Task to complete
Quote the whole listing exactly. Leave the pictures out of your copy.

+ + + + + + +

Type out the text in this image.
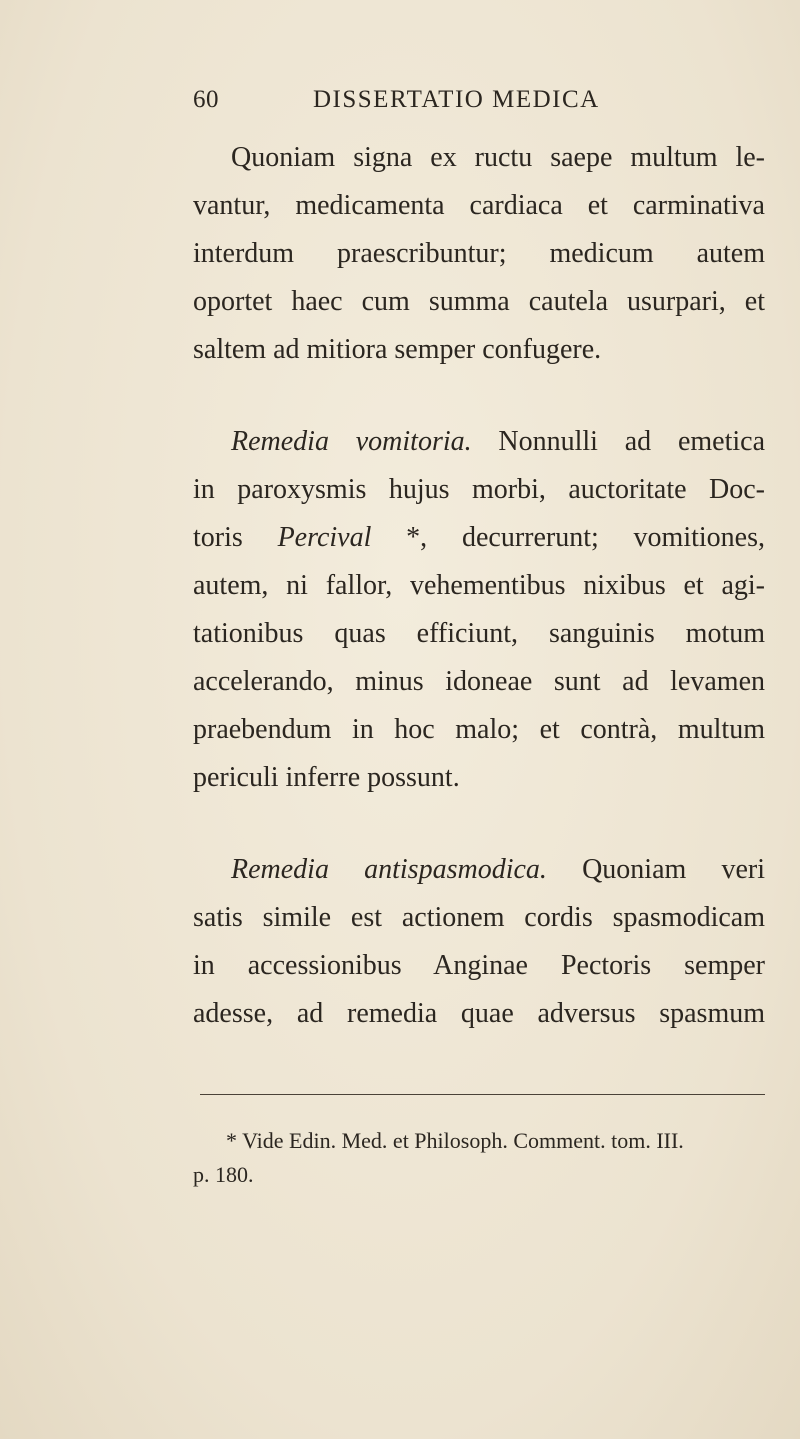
60	DISSERTATIO MEDICA
Quoniam signa ex ructu saepe multum le-
vantur, medicamenta cardiaca et carminativa
interdum praescribuntur; medicum autem
oportet haec cum summa cautela usurpari, et
saltem ad mitiora semper confugere.
Remedia vomitoria. Nonnulli ad emetica
in paroxysmis hujus morbi, auctoritate Doc-
toris Percival *, decurrerunt; vomitiones,
autem, ni fallor, vehementibus nixibus et agi-
tationibus quas efficiunt, sanguinis motum
accelerando, minus idoneae sunt ad levamen
praebendum in hoc malo; et contrà, multum
periculi inferre possunt.
Remedia antispasmodica. Quoniam veri
satis simile est actionem cordis spasmodicam
in accessionibus Anginae Pectoris semper
adesse, ad remedia quae adversus spasmum
* Vide Edin. Med. et Philosoph. Comment. tom. III.
p. 180.
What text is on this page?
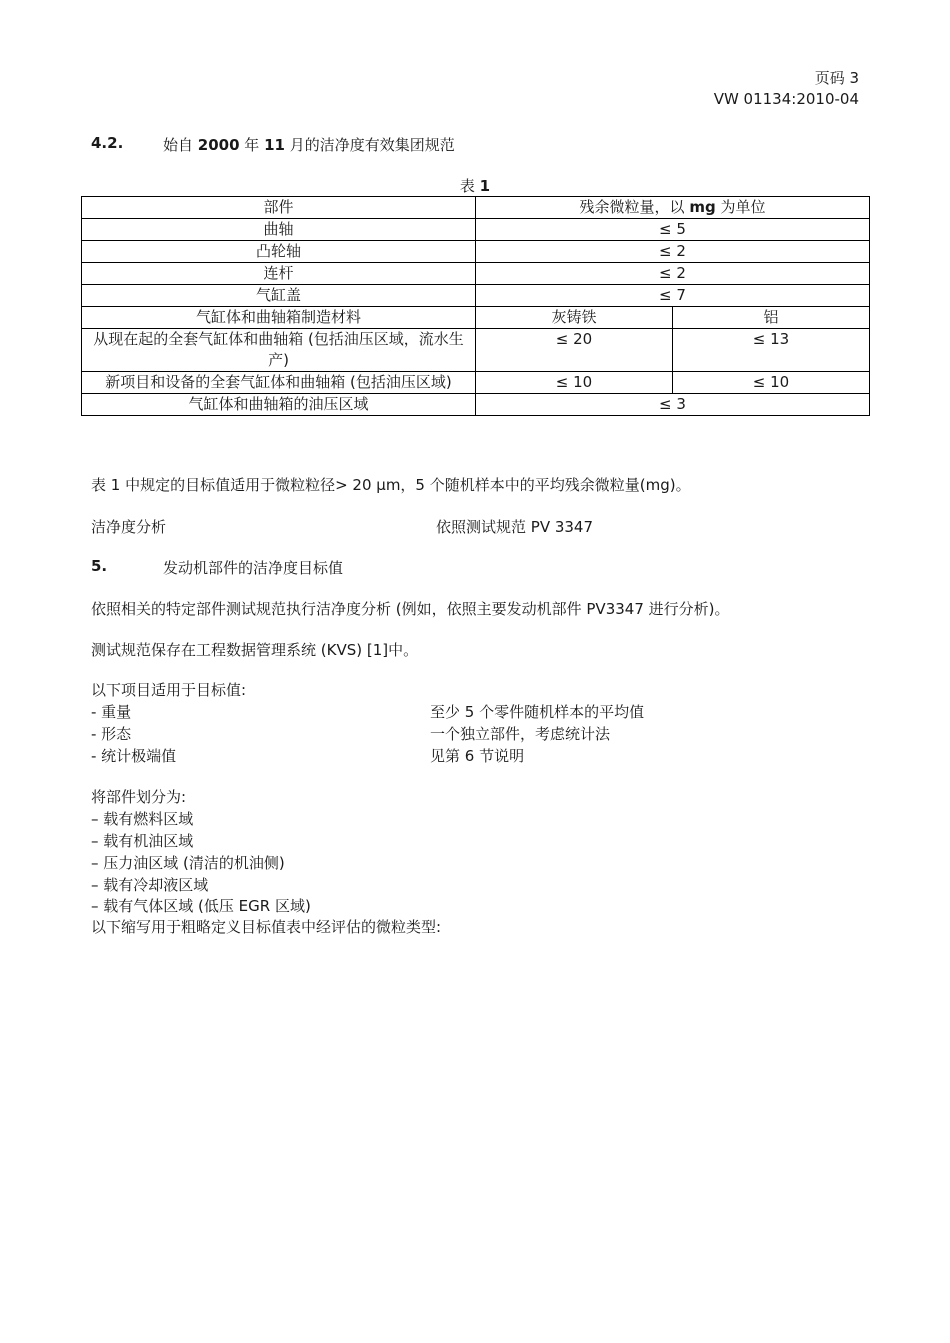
页码 3
VW 01134:2010-04
4.2.	始自 2000 年 11 月的洁净度有效集团规范
表 1
部件	残余微粒量，以 mg 为单位	
曲轴	≤ 5	
凸轮轴	≤ 2	
连杆	≤ 2	
气缸盖	≤ 7	
气缸体和曲轴箱制造材料	灰铸铁	铝
从现在起的全套气缸体和曲轴箱 (包括油压区域，流水生产)	≤ 20	≤ 13
新项目和设备的全套气缸体和曲轴箱 (包括油压区域)	≤ 10	≤ 10
气缸体和曲轴箱的油压区域	≤ 3	
表 1 中规定的目标值适用于微粒粒径> 20 µm，5 个随机样本中的平均残余微粒量(mg)。
洁净度分析	依照测试规范 PV 3347
5.	发动机部件的洁净度目标值
依照相关的特定部件测试规范执行洁净度分析 (例如，依照主要发动机部件 PV3347 进行分析)。
测试规范保存在工程数据管理系统 (KVS) [1]中。
以下项目适用于目标值:
- 重量	至少 5 个零件随机样本的平均值
- 形态	一个独立部件，考虑统计法
- 统计极端值	见第 6 节说明
将部件划分为:
– 载有燃料区域
– 载有机油区域
– 压力油区域 (清洁的机油侧)
– 载有冷却液区域
– 载有气体区域 (低压 EGR 区域)
以下缩写用于粗略定义目标值表中经评估的微粒类型:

+ + + + + + +

Exercise output
Type out the text in this image.
60	DISSERTATIO MEDICA
Quoniam signa ex ructu saepe multum le-
vantur, medicamenta cardiaca et carminativa
interdum praescribuntur; medicum autem
oportet haec cum summa cautela usurpari, et
saltem ad mitiora semper confugere.
Remedia vomitoria. Nonnulli ad emetica
in paroxysmis hujus morbi, auctoritate Doc-
toris Percival *, decurrerunt; vomitiones,
autem, ni fallor, vehementibus nixibus et agi-
tationibus quas efficiunt, sanguinis motum
accelerando, minus idoneae sunt ad levamen
praebendum in hoc malo; et contrà, multum
periculi inferre possunt.
Remedia antispasmodica. Quoniam veri
satis simile est actionem cordis spasmodicam
in accessionibus Anginae Pectoris semper
adesse, ad remedia quae adversus spasmum
* Vide Edin. Med. et Philosoph. Comment. tom. III.
p. 180.
What text is on this page?
页码 3
VW 01134:2010-04
4.2.	始自 2000 年 11 月的洁净度有效集团规范
表 1
部件	残余微粒量，以 mg 为单位	
曲轴	≤ 5	
凸轮轴	≤ 2	
连杆	≤ 2	
气缸盖	≤ 7	
气缸体和曲轴箱制造材料	灰铸铁	铝
从现在起的全套气缸体和曲轴箱 (包括油压区域，流水生产)	≤ 20	≤ 13
新项目和设备的全套气缸体和曲轴箱 (包括油压区域)	≤ 10	≤ 10
气缸体和曲轴箱的油压区域	≤ 3	
表 1 中规定的目标值适用于微粒粒径> 20 µm，5 个随机样本中的平均残余微粒量(mg)。
洁净度分析	依照测试规范 PV 3347
5.	发动机部件的洁净度目标值
依照相关的特定部件测试规范执行洁净度分析 (例如，依照主要发动机部件 PV3347 进行分析)。
测试规范保存在工程数据管理系统 (KVS) [1]中。
以下项目适用于目标值:
- 重量	至少 5 个零件随机样本的平均值
- 形态	一个独立部件，考虑统计法
- 统计极端值	见第 6 节说明
将部件划分为:
– 载有燃料区域
– 载有机油区域
– 压力油区域 (清洁的机油侧)
– 载有冷却液区域
– 载有气体区域 (低压 EGR 区域)
以下缩写用于粗略定义目标值表中经评估的微粒类型:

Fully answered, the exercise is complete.